[Collection entries]
((

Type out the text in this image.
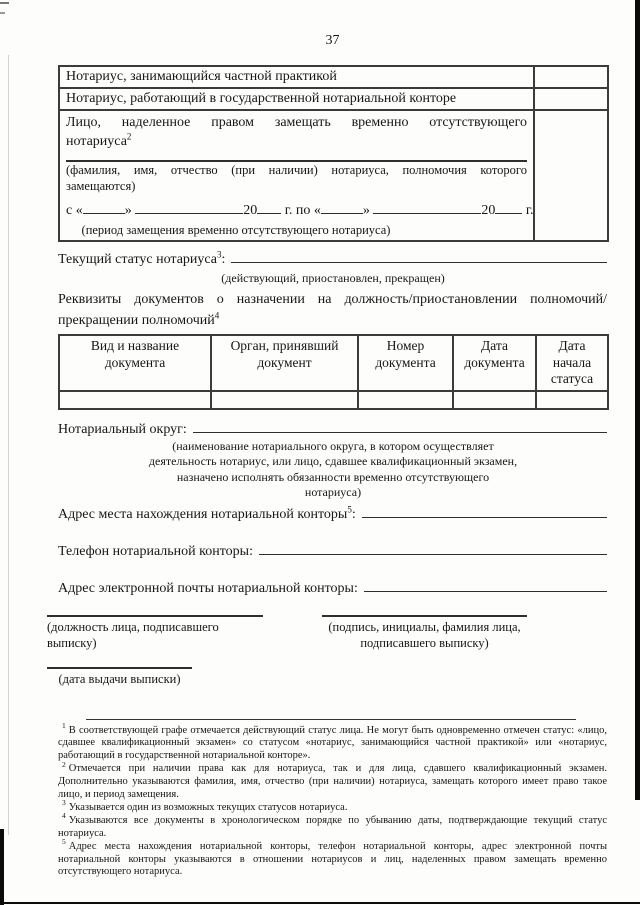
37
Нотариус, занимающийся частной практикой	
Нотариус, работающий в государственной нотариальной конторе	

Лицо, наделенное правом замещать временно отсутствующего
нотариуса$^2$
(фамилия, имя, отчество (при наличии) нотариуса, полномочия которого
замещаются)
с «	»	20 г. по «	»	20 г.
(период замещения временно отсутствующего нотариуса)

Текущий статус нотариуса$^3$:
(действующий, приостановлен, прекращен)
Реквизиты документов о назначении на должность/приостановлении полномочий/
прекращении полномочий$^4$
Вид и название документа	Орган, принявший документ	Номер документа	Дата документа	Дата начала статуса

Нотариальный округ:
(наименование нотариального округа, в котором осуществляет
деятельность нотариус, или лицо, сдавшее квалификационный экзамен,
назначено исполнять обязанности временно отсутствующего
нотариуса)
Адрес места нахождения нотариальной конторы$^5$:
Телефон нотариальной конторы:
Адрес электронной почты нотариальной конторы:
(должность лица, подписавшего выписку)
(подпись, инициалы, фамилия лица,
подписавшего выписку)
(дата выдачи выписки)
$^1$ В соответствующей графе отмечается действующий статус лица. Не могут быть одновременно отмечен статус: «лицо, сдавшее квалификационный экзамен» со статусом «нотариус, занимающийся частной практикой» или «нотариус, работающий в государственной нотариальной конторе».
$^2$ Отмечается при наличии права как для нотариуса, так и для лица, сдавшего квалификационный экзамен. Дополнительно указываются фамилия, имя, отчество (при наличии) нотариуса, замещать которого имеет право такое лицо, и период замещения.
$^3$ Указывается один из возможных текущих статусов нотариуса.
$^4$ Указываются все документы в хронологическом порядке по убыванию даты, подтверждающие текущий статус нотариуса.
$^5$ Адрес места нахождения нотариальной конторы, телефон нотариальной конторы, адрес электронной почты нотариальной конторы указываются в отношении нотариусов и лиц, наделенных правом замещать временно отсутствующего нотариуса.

))

What is asked> Repeat all of the entries word for word, but omit the pictures.

Solution>
Type out the text in this image.
37
Нотариус, занимающийся частной практикой	
Нотариус, работающий в государственной нотариальной конторе	

Лицо, наделенное правом замещать временно отсутствующего
нотариуса$^2$
(фамилия, имя, отчество (при наличии) нотариуса, полномочия которого
замещаются)
с «	»	20 г. по «	»	20 г.
(период замещения временно отсутствующего нотариуса)

Текущий статус нотариуса$^3$:
(действующий, приостановлен, прекращен)
Реквизиты документов о назначении на должность/приостановлении полномочий/
прекращении полномочий$^4$
Вид и название документа	Орган, принявший документ	Номер документа	Дата документа	Дата начала статуса

Нотариальный округ:
(наименование нотариального округа, в котором осуществляет
деятельность нотариус, или лицо, сдавшее квалификационный экзамен,
назначено исполнять обязанности временно отсутствующего
нотариуса)
Адрес места нахождения нотариальной конторы$^5$:
Телефон нотариальной конторы:
Адрес электронной почты нотариальной конторы:
(должность лица, подписавшего выписку)
(подпись, инициалы, фамилия лица,
подписавшего выписку)
(дата выдачи выписки)
$^1$ В соответствующей графе отмечается действующий статус лица. Не могут быть одновременно отмечен статус: «лицо, сдавшее квалификационный экзамен» со статусом «нотариус, занимающийся частной практикой» или «нотариус, работающий в государственной нотариальной конторе».
$^2$ Отмечается при наличии права как для нотариуса, так и для лица, сдавшего квалификационный экзамен. Дополнительно указываются фамилия, имя, отчество (при наличии) нотариуса, замещать которого имеет право такое лицо, и период замещения.
$^3$ Указывается один из возможных текущих статусов нотариуса.
$^4$ Указываются все документы в хронологическом порядке по убыванию даты, подтверждающие текущий статус нотариуса.
$^5$ Адрес места нахождения нотариальной конторы, телефон нотариальной конторы, адрес электронной почты нотариальной конторы указываются в отношении нотариусов и лиц, наделенных правом замещать временно отсутствующего нотариуса.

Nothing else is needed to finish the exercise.